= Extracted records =
BEGIN

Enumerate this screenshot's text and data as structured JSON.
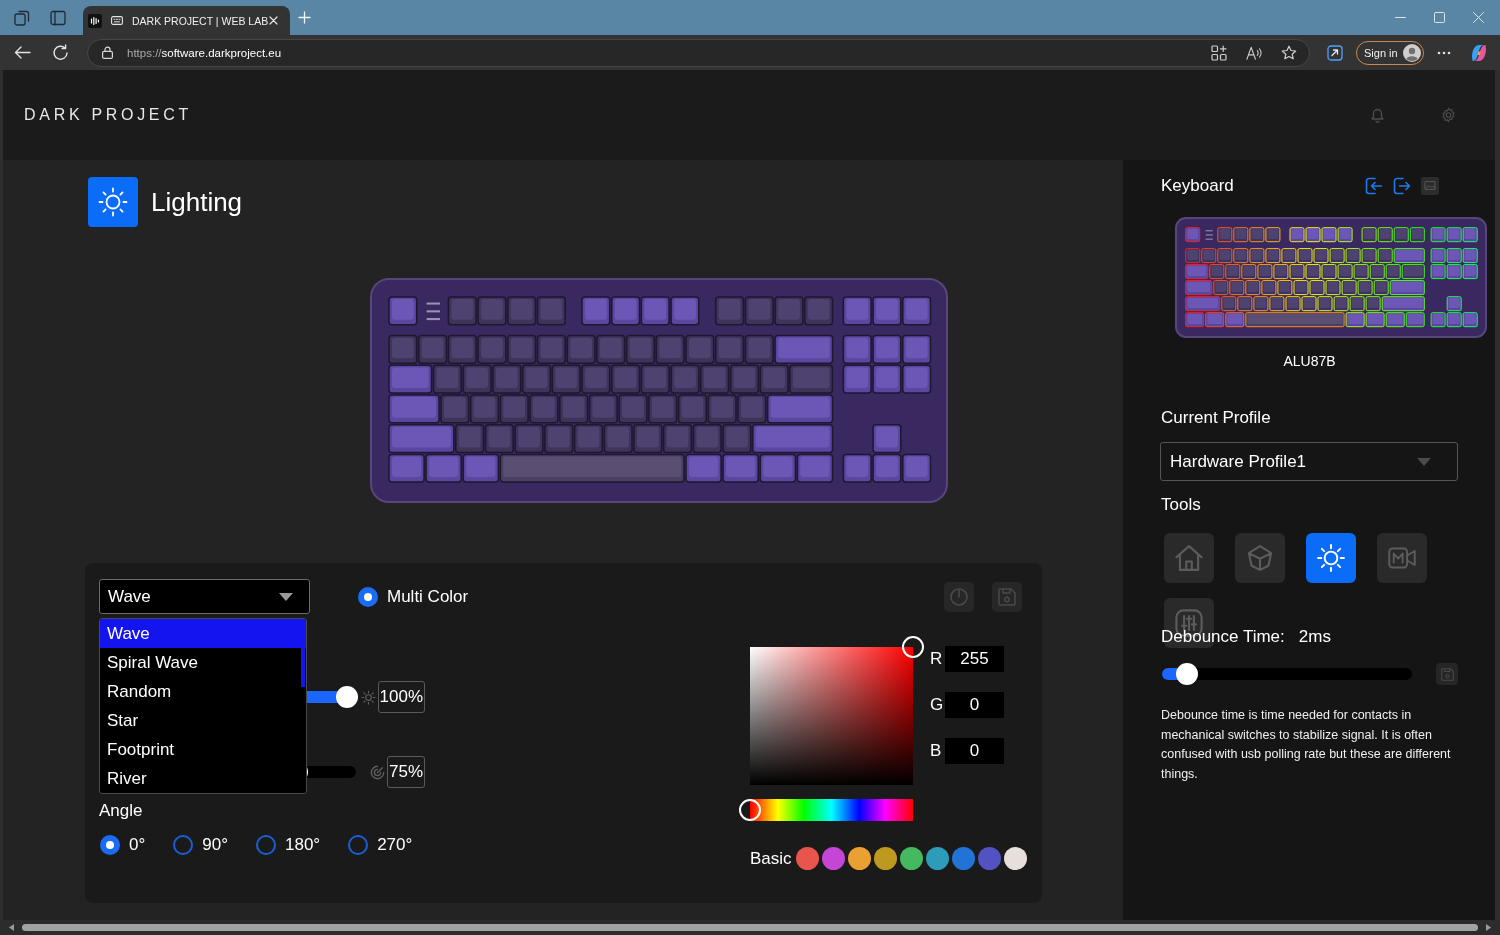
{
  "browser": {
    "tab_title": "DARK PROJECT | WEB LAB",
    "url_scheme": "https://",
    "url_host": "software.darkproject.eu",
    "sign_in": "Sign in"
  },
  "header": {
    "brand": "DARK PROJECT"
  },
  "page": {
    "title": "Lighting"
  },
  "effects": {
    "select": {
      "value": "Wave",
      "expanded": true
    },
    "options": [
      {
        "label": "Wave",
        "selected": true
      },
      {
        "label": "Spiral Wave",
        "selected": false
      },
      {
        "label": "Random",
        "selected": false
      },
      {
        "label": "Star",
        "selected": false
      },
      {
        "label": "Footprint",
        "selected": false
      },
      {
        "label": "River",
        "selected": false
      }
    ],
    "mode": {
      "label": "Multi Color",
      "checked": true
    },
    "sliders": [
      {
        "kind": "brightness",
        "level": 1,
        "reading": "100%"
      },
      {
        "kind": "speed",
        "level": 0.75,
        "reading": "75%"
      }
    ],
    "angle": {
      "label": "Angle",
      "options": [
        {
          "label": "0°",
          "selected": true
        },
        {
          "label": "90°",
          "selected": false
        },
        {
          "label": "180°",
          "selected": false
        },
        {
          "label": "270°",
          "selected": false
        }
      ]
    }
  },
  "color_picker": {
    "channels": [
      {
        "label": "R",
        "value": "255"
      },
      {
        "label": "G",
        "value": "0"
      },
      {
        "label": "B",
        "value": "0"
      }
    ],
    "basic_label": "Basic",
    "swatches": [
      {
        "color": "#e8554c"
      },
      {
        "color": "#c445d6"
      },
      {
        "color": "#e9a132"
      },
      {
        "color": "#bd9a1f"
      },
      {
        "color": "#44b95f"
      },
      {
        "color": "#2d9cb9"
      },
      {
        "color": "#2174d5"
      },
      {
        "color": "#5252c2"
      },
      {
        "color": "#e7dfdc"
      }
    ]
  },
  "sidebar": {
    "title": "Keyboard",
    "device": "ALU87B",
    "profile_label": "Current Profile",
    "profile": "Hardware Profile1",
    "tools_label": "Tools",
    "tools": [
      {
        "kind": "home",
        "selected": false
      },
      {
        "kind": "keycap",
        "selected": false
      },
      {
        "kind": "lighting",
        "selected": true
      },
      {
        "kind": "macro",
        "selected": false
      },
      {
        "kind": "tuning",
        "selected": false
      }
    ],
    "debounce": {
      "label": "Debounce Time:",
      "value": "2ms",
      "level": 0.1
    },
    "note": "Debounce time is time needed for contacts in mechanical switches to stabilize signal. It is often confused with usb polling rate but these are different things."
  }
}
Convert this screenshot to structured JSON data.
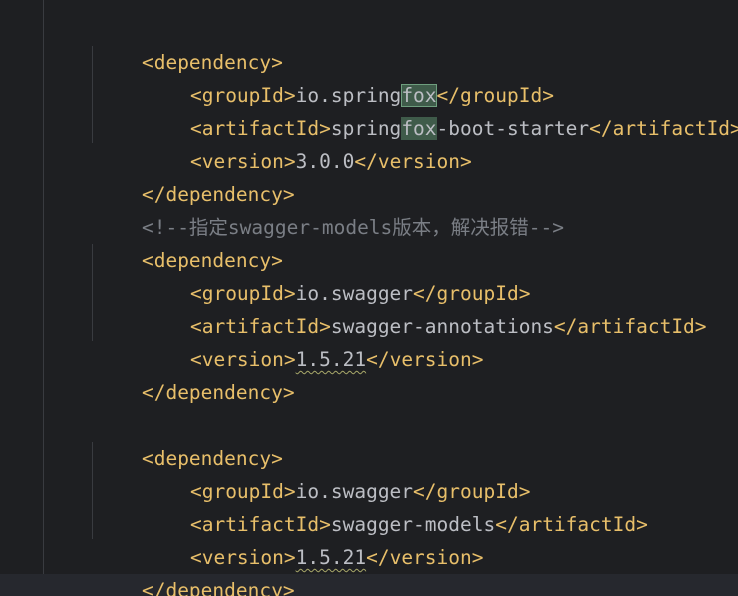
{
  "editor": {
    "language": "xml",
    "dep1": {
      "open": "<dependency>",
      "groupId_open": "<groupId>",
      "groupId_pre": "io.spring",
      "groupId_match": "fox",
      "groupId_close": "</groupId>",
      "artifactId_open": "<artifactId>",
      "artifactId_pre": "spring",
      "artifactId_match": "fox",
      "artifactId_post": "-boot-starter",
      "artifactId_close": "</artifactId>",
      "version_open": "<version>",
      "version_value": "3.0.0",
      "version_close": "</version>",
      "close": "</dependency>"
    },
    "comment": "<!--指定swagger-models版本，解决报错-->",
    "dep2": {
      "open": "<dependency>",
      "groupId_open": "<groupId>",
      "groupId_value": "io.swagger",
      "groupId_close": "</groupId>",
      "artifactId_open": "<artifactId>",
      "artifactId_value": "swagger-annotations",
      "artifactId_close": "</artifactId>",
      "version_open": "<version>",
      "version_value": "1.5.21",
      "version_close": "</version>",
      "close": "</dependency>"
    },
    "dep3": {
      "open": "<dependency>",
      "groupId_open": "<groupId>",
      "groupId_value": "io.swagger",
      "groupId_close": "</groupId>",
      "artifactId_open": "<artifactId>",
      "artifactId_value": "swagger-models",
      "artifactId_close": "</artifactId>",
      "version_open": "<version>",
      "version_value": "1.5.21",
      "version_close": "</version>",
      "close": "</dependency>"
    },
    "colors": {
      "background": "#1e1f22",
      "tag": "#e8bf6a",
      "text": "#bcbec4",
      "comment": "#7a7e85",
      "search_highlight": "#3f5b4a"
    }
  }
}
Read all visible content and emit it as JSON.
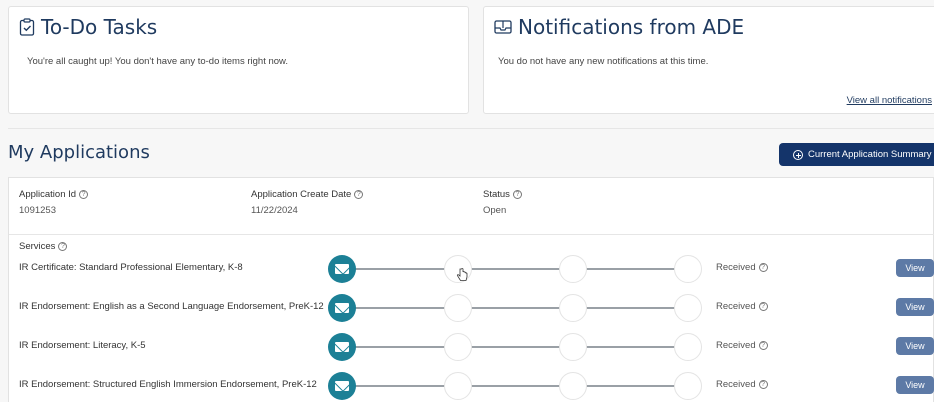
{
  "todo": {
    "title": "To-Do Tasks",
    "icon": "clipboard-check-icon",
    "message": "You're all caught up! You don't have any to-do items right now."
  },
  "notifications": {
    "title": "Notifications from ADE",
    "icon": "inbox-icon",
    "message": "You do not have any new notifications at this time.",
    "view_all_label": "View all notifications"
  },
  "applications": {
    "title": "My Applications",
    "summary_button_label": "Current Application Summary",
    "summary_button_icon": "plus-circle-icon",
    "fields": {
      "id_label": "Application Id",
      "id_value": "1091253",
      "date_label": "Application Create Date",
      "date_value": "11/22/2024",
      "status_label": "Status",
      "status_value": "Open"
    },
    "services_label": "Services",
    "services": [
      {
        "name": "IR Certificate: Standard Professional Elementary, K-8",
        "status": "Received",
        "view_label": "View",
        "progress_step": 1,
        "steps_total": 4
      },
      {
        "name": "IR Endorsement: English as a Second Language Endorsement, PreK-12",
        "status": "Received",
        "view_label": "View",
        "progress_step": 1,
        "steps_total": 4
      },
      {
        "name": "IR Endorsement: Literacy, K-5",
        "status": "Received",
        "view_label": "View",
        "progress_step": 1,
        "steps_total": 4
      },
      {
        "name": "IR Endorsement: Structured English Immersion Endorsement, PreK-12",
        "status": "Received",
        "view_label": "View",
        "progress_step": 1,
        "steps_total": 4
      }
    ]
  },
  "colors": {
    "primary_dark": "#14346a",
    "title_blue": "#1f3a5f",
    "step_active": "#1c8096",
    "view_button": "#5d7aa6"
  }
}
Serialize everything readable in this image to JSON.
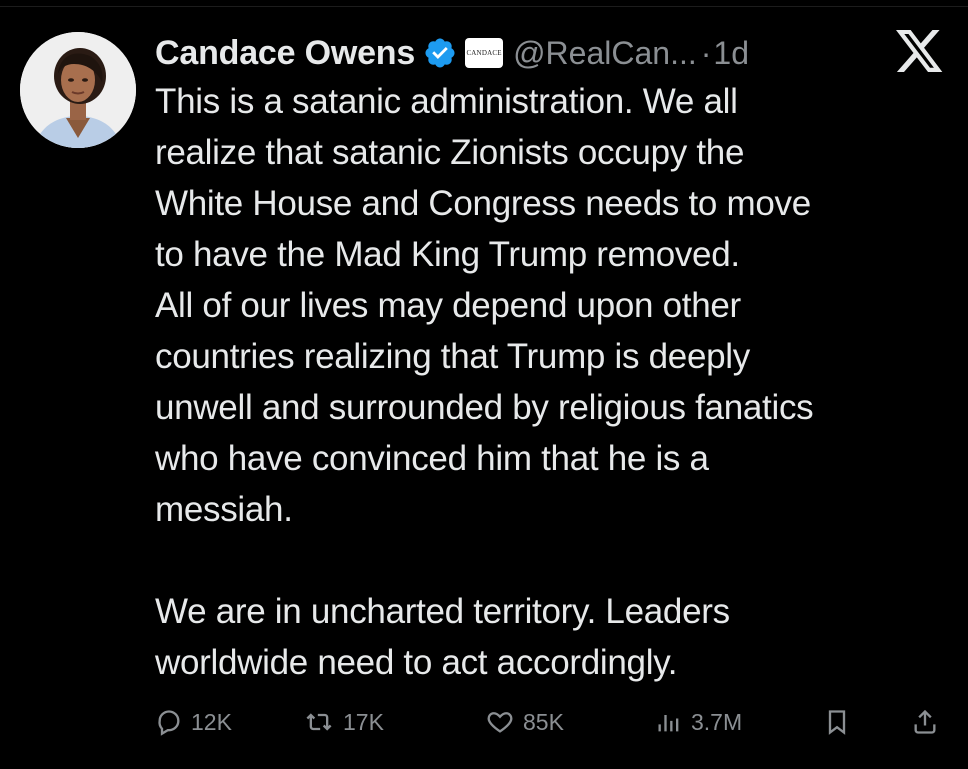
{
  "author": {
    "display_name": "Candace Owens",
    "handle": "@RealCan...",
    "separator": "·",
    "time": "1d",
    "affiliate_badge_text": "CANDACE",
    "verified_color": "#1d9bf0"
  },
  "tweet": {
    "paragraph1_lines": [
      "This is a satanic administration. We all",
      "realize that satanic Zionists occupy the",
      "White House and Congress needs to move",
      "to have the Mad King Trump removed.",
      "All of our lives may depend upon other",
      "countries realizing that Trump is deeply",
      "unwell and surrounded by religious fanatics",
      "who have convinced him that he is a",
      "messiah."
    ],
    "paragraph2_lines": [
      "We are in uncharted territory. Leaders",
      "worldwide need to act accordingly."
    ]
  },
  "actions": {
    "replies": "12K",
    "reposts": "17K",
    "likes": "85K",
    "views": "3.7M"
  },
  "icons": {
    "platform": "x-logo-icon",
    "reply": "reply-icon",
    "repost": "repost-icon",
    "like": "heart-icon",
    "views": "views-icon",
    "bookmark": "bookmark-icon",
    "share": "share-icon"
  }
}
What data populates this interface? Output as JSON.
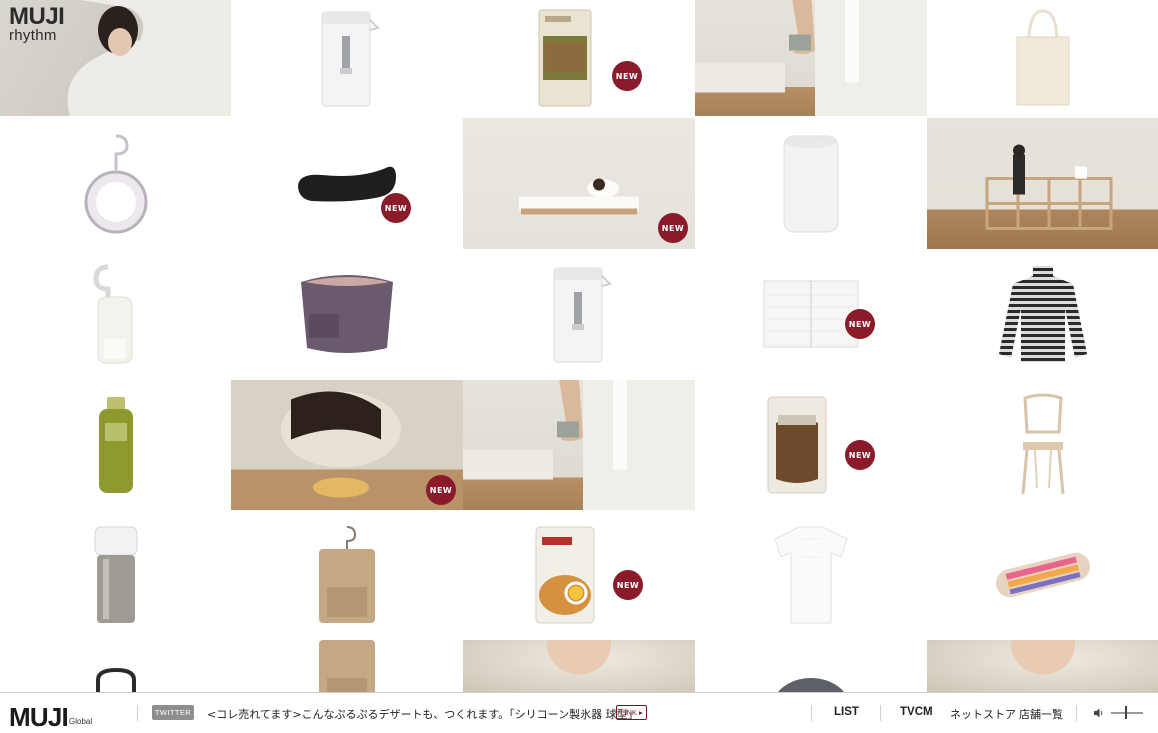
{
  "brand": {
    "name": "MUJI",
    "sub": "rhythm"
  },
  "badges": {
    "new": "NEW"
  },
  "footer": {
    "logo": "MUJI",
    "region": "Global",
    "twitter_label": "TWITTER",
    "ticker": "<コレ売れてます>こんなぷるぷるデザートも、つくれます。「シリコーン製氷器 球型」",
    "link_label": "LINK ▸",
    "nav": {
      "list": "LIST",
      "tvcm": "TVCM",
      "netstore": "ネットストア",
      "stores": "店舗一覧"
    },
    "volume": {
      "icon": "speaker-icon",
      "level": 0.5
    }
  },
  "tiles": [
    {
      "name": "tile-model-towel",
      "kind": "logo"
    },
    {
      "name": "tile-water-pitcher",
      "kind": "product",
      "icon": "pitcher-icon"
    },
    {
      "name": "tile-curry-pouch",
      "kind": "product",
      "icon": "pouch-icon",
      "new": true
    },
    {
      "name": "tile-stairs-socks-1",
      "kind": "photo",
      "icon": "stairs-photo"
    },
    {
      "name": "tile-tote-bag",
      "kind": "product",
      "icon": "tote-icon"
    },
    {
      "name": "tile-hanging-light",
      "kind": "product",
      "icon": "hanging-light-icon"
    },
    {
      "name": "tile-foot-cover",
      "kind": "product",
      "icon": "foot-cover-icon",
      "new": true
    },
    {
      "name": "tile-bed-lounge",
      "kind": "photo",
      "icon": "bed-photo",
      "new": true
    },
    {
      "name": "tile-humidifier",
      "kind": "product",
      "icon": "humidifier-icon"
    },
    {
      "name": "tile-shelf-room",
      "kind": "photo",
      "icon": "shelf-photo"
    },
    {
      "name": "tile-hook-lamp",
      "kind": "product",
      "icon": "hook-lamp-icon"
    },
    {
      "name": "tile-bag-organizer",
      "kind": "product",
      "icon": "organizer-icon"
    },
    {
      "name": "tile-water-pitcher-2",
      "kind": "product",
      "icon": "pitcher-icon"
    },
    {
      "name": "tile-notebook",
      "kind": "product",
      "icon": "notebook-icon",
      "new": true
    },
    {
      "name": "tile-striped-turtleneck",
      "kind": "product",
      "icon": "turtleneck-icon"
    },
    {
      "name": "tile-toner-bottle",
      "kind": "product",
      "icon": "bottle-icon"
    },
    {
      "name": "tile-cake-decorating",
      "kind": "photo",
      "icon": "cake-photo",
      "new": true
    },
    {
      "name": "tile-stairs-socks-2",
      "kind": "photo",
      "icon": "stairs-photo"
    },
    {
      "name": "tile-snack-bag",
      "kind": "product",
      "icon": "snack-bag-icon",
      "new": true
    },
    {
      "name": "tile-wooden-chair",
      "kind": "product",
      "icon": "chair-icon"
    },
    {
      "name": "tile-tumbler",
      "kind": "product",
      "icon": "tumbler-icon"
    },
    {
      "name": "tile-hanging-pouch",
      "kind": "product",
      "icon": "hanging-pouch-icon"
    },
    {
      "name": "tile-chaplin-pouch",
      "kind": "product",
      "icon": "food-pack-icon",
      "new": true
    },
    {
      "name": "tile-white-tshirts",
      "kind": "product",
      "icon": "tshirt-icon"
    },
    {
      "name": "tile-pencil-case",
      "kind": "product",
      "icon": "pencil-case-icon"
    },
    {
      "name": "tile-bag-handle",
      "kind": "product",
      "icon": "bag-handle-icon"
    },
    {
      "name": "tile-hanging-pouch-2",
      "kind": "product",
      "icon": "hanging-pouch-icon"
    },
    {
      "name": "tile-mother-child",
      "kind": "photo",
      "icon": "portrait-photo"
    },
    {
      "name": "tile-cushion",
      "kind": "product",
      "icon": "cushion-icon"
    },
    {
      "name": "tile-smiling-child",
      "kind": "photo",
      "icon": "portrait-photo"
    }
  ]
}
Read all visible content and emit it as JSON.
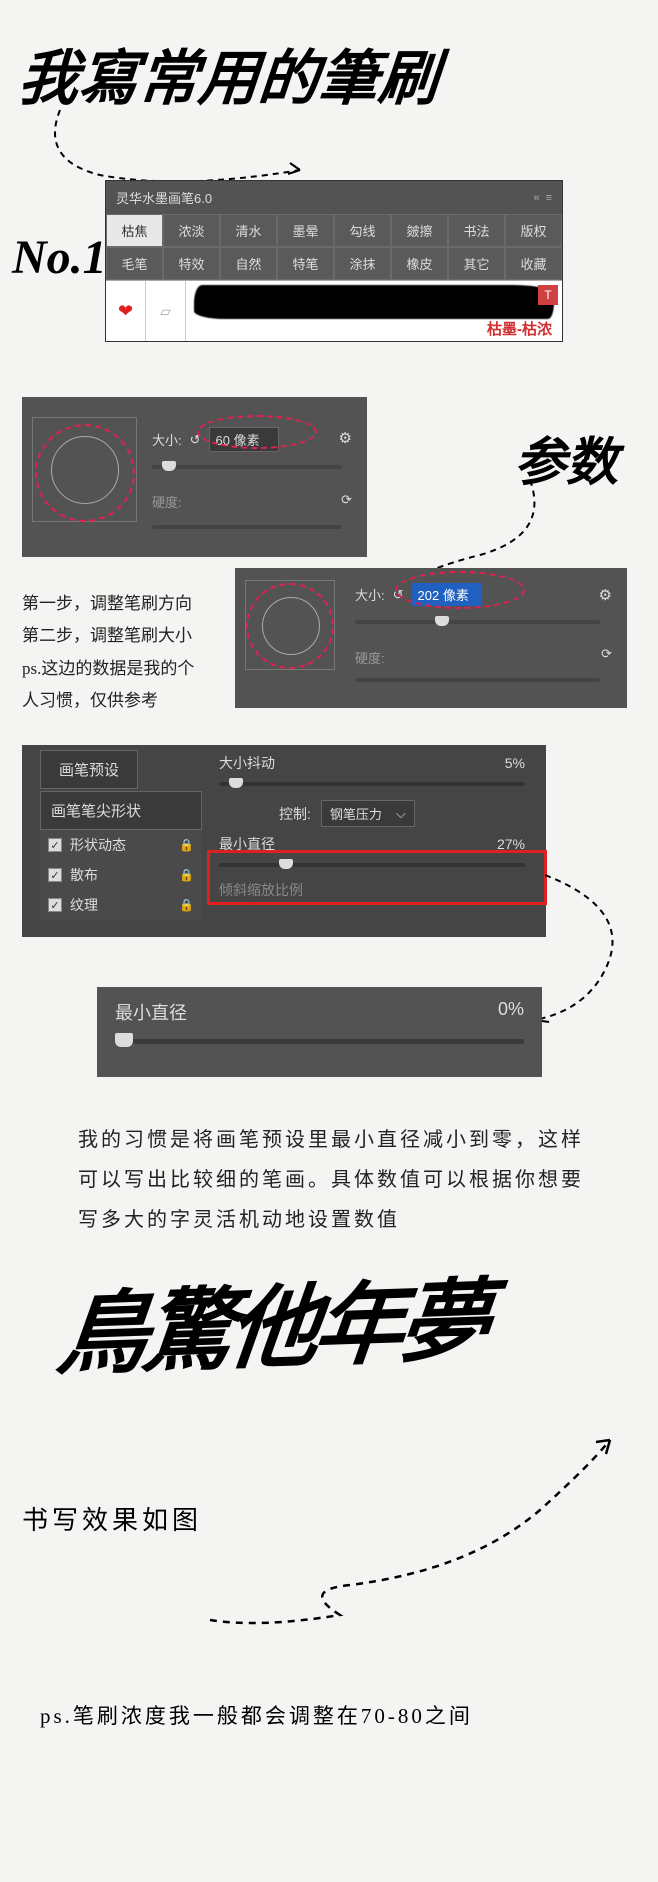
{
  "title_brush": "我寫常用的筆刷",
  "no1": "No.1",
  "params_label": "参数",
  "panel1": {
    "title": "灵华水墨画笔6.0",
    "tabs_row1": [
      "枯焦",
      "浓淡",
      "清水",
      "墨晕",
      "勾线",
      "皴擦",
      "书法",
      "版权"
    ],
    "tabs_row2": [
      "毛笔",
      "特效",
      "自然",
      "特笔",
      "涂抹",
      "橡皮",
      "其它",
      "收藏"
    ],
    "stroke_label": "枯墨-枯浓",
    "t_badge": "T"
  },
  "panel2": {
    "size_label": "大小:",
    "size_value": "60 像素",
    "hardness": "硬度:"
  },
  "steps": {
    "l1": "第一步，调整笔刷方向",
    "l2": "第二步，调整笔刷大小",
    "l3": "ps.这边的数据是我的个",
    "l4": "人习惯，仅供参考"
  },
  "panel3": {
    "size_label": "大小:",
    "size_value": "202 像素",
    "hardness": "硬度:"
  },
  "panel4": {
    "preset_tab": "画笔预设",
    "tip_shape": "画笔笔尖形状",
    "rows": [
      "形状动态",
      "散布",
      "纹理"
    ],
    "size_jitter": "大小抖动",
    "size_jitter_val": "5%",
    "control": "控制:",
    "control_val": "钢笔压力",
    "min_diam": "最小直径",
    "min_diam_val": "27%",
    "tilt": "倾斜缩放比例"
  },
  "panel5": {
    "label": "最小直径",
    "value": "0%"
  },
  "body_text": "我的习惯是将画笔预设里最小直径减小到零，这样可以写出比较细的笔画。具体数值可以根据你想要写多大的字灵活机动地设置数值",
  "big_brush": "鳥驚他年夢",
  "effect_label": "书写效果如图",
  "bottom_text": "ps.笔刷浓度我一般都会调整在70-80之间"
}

END

= Given task =
Above is a listing; report how many of its lines include the word "water", giving the number only.

= Written reply =
2